### Records provided
-- Begin --
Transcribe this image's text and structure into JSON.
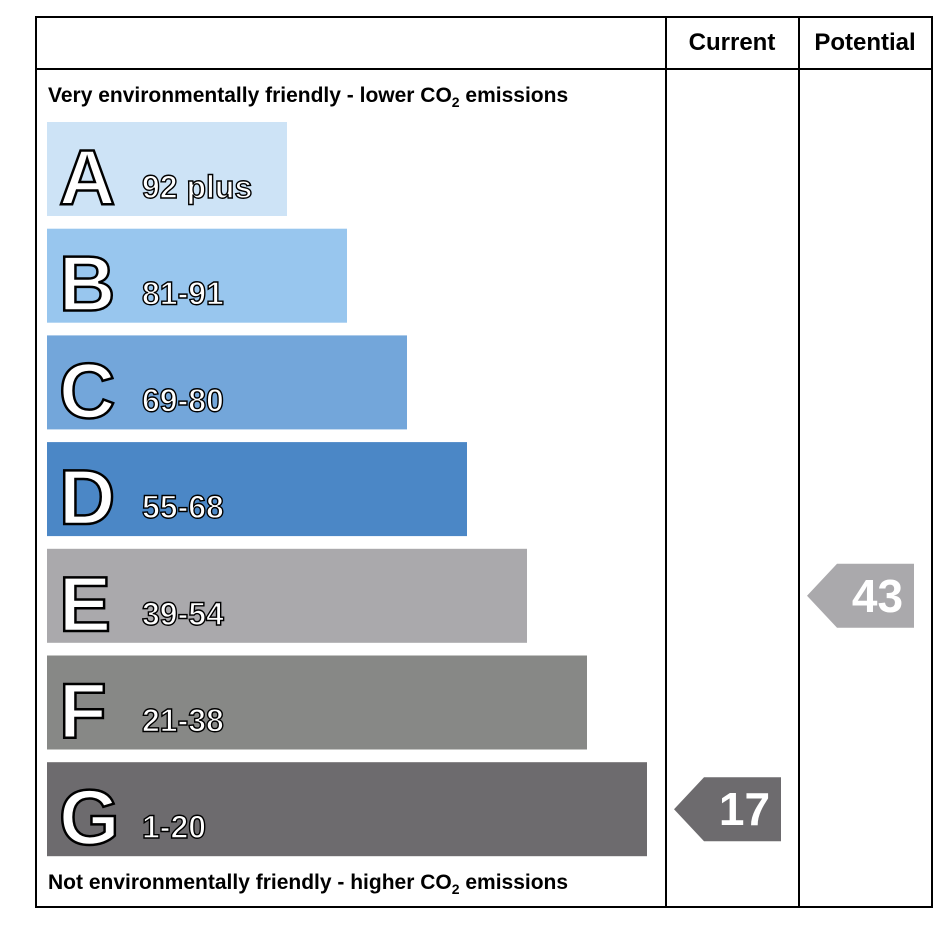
{
  "header": {
    "current_label": "Current",
    "potential_label": "Potential"
  },
  "captions": {
    "top_prefix": "Very environmentally friendly - lower CO",
    "top_sub": "2",
    "top_suffix": " emissions",
    "bottom_prefix": "Not environmentally friendly - higher CO",
    "bottom_sub": "2",
    "bottom_suffix": " emissions"
  },
  "chart_data": {
    "type": "bar",
    "categories": [
      "A",
      "B",
      "C",
      "D",
      "E",
      "F",
      "G"
    ],
    "bands": [
      {
        "letter": "A",
        "range": "92 plus",
        "min": 92,
        "max": null,
        "color": "#cde3f6"
      },
      {
        "letter": "B",
        "range": "81-91",
        "min": 81,
        "max": 91,
        "color": "#98c6ee"
      },
      {
        "letter": "C",
        "range": "69-80",
        "min": 69,
        "max": 80,
        "color": "#73a6da"
      },
      {
        "letter": "D",
        "range": "55-68",
        "min": 55,
        "max": 68,
        "color": "#4b87c6"
      },
      {
        "letter": "E",
        "range": "39-54",
        "min": 39,
        "max": 54,
        "color": "#aaa9ac"
      },
      {
        "letter": "F",
        "range": "21-38",
        "min": 21,
        "max": 38,
        "color": "#878886"
      },
      {
        "letter": "G",
        "range": "1-20",
        "min": 1,
        "max": 20,
        "color": "#6d6b6e"
      }
    ],
    "current": {
      "value": 17,
      "band": "G",
      "color": "#6d6b6e"
    },
    "potential": {
      "value": 43,
      "band": "E",
      "color": "#aaa9ac"
    }
  }
}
-- End --
### Goal
Supply the count of lines in the entries that contain the word "letter", and nothing besides.

### Complete answer
7